Material for this task:
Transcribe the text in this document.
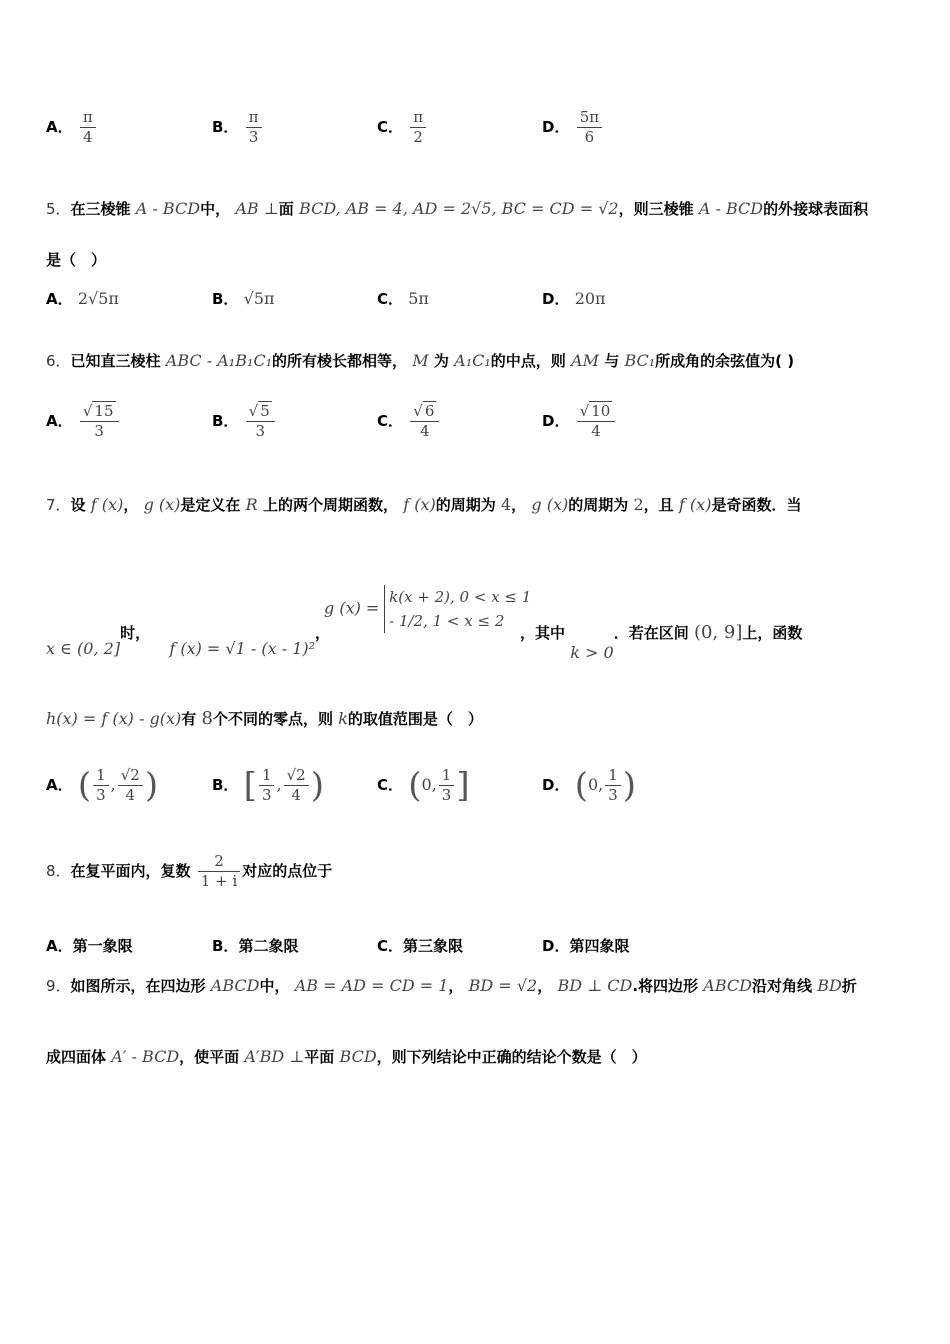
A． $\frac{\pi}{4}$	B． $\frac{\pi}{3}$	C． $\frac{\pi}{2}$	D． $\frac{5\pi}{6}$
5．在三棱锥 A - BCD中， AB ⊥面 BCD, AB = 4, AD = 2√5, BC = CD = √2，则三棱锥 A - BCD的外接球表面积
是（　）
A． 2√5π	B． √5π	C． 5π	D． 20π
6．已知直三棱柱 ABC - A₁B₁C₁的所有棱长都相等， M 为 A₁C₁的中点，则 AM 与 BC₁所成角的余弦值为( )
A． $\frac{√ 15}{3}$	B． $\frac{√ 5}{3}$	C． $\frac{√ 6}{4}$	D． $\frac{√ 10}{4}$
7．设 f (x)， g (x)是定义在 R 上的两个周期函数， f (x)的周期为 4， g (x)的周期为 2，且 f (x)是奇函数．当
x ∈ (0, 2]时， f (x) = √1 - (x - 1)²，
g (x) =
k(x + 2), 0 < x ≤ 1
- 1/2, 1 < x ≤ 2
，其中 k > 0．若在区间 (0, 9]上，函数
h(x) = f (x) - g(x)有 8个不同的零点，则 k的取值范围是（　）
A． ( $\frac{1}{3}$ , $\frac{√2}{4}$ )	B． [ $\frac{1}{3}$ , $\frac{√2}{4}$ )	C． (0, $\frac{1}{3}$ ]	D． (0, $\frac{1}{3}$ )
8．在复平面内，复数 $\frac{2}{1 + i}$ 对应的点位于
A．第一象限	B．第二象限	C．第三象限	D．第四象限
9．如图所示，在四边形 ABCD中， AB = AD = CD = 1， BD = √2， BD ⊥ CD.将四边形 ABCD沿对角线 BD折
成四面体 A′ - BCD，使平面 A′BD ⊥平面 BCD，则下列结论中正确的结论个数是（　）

What to work on: Restate the data above exactly, stripping out each image.

Task output:
Transcribe the text in this document.
A． $\frac{\pi}{4}$	B． $\frac{\pi}{3}$	C． $\frac{\pi}{2}$	D． $\frac{5\pi}{6}$
5．在三棱锥 A - BCD中， AB ⊥面 BCD, AB = 4, AD = 2√5, BC = CD = √2，则三棱锥 A - BCD的外接球表面积
是（　）
A． 2√5π	B． √5π	C． 5π	D． 20π
6．已知直三棱柱 ABC - A₁B₁C₁的所有棱长都相等， M 为 A₁C₁的中点，则 AM 与 BC₁所成角的余弦值为( )
A． $\frac{√ 15}{3}$	B． $\frac{√ 5}{3}$	C． $\frac{√ 6}{4}$	D． $\frac{√ 10}{4}$
7．设 f (x)， g (x)是定义在 R 上的两个周期函数， f (x)的周期为 4， g (x)的周期为 2，且 f (x)是奇函数．当
x ∈ (0, 2]时， f (x) = √1 - (x - 1)²，
g (x) =
k(x + 2), 0 < x ≤ 1
- 1/2, 1 < x ≤ 2
，其中 k > 0．若在区间 (0, 9]上，函数
h(x) = f (x) - g(x)有 8个不同的零点，则 k的取值范围是（　）
A． ( $\frac{1}{3}$ , $\frac{√2}{4}$ )	B． [ $\frac{1}{3}$ , $\frac{√2}{4}$ )	C． (0, $\frac{1}{3}$ ]	D． (0, $\frac{1}{3}$ )
8．在复平面内，复数 $\frac{2}{1 + i}$ 对应的点位于
A．第一象限	B．第二象限	C．第三象限	D．第四象限
9．如图所示，在四边形 ABCD中， AB = AD = CD = 1， BD = √2， BD ⊥ CD.将四边形 ABCD沿对角线 BD折
成四面体 A′ - BCD，使平面 A′BD ⊥平面 BCD，则下列结论中正确的结论个数是（　）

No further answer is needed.